** START Information provided **

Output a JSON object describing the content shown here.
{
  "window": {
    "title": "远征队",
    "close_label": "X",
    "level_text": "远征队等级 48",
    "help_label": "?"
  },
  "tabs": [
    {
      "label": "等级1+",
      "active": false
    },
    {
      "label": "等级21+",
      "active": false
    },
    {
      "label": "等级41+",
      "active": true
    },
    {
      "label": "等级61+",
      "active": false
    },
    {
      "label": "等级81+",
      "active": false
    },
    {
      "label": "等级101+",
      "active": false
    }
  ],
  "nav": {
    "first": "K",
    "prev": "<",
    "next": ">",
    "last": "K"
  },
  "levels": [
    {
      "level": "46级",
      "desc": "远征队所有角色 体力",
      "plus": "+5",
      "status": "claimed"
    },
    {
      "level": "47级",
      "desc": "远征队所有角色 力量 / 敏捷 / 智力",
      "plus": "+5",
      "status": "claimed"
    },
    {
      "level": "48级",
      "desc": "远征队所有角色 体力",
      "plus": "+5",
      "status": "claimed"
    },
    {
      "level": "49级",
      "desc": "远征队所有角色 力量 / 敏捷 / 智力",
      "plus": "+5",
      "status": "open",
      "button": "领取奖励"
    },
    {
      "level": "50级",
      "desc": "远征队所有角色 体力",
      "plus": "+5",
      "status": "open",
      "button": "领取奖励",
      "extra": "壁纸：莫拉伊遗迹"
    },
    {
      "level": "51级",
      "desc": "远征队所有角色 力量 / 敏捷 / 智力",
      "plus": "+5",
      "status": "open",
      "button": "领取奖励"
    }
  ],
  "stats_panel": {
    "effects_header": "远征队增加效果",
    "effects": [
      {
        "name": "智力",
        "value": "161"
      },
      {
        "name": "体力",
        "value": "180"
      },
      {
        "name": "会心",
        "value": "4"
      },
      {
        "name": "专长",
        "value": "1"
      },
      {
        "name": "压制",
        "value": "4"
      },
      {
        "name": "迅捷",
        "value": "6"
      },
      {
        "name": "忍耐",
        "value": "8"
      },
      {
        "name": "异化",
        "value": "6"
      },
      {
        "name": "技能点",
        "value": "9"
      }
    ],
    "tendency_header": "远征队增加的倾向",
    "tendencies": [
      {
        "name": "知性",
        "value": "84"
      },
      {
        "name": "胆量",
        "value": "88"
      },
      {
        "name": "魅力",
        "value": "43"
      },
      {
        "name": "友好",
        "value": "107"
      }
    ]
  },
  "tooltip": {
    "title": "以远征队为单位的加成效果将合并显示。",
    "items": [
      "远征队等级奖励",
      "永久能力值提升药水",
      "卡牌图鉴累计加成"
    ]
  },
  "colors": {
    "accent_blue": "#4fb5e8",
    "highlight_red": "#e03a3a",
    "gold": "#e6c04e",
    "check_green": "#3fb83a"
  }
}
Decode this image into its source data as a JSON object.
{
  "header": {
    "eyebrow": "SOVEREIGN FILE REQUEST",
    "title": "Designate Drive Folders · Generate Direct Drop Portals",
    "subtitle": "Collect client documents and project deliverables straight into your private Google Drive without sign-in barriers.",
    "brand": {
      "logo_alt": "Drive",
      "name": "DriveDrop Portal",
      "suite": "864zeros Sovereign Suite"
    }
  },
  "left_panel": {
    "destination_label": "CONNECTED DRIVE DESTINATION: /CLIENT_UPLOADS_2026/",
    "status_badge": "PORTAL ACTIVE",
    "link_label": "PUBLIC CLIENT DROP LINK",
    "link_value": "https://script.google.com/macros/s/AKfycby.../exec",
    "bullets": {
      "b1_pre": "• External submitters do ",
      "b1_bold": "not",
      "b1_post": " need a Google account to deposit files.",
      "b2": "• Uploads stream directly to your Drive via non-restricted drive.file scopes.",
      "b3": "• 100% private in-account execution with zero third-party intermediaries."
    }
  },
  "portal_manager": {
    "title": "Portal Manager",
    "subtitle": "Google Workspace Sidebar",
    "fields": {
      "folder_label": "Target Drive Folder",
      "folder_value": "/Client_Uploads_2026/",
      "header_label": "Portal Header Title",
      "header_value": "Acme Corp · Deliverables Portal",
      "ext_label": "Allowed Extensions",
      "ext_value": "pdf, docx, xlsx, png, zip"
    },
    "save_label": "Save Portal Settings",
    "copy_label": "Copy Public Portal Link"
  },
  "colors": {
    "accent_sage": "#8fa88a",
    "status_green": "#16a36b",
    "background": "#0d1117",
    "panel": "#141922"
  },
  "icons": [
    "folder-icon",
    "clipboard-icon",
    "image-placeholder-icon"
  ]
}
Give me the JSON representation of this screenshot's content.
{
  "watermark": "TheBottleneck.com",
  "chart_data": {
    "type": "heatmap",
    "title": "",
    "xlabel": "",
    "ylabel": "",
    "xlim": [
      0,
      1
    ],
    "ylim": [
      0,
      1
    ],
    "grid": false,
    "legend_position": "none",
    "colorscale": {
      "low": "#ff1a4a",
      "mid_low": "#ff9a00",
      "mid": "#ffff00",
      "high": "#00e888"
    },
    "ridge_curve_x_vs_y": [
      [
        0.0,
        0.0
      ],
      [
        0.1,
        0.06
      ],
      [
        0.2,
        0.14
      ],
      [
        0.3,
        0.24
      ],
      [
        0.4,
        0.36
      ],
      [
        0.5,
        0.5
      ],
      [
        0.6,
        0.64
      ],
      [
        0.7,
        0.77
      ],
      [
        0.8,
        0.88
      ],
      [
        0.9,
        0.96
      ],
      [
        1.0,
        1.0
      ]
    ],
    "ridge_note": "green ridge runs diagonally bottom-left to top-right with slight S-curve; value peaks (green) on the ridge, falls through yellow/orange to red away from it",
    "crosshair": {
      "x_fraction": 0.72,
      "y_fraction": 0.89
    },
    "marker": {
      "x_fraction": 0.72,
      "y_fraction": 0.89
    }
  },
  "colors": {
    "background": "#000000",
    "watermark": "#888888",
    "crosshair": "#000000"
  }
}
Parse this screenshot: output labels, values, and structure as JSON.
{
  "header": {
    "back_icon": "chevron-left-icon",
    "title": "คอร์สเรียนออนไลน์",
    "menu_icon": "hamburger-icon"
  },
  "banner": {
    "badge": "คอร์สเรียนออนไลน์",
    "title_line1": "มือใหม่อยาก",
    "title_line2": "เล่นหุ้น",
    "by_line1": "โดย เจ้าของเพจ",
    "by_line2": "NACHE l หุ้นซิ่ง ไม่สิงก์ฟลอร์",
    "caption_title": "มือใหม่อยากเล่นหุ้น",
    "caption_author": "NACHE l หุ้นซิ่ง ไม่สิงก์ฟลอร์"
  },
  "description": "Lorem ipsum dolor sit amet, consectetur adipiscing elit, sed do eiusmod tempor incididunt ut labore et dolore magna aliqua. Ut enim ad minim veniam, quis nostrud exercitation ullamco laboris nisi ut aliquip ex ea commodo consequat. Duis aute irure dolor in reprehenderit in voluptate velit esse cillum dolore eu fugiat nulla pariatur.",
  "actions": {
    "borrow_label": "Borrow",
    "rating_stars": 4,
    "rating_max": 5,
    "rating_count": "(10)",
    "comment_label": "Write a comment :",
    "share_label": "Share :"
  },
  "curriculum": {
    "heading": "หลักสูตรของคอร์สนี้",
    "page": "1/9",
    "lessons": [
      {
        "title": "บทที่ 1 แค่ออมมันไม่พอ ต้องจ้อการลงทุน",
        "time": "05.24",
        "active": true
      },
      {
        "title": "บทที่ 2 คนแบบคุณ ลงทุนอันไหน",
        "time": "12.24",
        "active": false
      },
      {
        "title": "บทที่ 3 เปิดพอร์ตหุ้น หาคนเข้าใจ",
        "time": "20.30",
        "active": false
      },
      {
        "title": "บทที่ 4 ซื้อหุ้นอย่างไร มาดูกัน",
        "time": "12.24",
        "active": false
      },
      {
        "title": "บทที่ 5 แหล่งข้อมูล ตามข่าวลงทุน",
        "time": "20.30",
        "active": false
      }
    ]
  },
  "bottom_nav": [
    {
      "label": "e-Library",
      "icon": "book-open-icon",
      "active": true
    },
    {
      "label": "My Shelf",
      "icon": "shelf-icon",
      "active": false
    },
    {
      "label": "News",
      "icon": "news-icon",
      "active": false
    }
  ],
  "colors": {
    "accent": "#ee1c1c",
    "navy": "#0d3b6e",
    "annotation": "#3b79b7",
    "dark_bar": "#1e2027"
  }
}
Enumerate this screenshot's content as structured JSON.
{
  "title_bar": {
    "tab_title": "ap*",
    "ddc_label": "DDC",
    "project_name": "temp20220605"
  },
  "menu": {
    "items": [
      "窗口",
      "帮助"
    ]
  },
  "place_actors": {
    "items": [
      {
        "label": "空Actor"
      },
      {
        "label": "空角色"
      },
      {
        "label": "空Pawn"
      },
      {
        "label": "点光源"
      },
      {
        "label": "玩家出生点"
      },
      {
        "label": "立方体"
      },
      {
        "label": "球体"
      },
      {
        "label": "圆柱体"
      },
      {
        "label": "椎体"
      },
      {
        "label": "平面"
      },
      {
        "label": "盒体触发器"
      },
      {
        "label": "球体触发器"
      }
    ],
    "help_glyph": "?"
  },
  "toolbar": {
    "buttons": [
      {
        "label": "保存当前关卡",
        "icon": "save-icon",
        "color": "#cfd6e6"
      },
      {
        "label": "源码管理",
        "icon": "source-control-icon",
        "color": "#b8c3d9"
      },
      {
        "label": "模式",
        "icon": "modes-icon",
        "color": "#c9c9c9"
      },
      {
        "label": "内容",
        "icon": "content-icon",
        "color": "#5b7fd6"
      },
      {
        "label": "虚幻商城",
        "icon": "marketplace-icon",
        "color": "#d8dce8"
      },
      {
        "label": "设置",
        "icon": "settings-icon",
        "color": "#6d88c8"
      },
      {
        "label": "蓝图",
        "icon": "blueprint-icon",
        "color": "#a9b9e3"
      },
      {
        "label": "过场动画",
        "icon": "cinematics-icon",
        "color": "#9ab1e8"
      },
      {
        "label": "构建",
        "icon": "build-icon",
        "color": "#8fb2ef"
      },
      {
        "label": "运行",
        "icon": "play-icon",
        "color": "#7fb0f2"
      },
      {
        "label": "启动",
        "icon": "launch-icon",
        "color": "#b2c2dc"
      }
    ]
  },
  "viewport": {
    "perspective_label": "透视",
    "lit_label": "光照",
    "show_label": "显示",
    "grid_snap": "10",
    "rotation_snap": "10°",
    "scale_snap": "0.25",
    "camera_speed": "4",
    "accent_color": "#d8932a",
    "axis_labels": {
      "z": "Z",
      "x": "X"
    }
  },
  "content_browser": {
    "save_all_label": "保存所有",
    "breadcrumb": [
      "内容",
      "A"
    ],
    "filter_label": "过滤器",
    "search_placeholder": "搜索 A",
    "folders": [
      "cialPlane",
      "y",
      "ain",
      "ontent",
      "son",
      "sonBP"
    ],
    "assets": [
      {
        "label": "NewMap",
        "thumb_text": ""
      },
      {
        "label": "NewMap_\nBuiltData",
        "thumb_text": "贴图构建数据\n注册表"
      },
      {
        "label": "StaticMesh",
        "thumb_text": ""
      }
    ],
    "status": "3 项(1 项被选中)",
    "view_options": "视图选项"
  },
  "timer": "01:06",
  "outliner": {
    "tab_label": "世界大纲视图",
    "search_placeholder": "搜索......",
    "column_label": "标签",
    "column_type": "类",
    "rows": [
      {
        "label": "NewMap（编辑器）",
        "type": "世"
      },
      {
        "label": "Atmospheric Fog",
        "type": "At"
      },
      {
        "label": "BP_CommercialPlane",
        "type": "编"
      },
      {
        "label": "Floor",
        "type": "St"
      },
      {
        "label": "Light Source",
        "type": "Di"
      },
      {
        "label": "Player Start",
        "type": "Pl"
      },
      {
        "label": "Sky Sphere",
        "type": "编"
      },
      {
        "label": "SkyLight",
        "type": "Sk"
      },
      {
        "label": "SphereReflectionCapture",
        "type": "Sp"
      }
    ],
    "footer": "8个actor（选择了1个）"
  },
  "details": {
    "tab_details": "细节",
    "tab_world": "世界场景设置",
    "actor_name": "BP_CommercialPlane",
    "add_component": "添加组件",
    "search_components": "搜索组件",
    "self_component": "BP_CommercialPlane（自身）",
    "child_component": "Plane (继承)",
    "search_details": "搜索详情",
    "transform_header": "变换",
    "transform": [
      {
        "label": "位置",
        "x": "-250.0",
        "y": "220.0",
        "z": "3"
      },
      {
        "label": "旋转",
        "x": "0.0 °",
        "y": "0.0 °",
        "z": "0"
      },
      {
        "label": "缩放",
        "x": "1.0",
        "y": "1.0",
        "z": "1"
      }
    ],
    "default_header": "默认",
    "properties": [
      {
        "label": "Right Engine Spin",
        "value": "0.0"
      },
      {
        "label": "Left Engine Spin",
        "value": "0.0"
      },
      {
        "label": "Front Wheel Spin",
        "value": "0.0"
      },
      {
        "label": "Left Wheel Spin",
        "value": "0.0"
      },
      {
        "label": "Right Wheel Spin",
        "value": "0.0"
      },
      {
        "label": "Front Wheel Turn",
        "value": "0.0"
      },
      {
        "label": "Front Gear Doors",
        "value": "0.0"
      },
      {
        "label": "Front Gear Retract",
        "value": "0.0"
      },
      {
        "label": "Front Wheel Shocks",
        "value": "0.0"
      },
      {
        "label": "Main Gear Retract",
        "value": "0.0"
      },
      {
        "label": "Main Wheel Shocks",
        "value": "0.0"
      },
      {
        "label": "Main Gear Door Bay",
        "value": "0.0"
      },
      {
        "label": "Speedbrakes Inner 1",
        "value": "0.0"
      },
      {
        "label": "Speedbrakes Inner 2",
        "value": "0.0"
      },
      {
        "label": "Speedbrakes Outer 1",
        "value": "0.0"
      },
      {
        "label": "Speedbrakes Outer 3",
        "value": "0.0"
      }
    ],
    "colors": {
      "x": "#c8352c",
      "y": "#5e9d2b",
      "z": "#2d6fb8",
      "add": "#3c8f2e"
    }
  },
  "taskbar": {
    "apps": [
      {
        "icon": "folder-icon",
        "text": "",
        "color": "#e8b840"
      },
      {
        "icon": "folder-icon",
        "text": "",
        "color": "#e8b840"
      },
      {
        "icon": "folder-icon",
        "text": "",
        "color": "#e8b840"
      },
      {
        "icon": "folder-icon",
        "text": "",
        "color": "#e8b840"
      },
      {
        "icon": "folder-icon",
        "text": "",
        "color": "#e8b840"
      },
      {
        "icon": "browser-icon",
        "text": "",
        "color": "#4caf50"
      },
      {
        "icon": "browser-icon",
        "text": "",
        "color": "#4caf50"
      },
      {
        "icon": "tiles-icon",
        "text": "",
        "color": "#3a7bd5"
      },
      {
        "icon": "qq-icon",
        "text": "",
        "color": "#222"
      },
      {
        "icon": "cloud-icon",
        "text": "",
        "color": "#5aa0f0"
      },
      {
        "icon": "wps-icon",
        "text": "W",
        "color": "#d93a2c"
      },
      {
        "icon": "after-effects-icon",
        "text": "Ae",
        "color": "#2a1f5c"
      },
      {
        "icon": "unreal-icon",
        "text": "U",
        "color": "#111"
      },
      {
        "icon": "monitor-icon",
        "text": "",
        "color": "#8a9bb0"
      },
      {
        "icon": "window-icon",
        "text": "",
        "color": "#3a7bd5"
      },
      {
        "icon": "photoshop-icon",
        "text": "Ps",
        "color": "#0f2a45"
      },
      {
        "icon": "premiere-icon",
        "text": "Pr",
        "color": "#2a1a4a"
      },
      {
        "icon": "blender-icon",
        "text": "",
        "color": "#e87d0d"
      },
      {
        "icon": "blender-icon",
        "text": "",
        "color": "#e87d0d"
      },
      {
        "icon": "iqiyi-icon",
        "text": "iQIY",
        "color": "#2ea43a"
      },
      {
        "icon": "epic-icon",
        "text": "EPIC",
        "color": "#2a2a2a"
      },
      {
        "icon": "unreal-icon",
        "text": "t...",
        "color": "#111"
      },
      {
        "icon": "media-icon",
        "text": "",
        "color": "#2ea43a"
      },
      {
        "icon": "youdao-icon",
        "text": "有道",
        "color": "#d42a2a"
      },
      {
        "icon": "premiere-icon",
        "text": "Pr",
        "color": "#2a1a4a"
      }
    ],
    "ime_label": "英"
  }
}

** END Information provided **

Aim:
From the listing above, copy every line that includes the word "watermark".

Solution for this task:
  "watermark": "TheBottleneck.com",
    "watermark": "#888888",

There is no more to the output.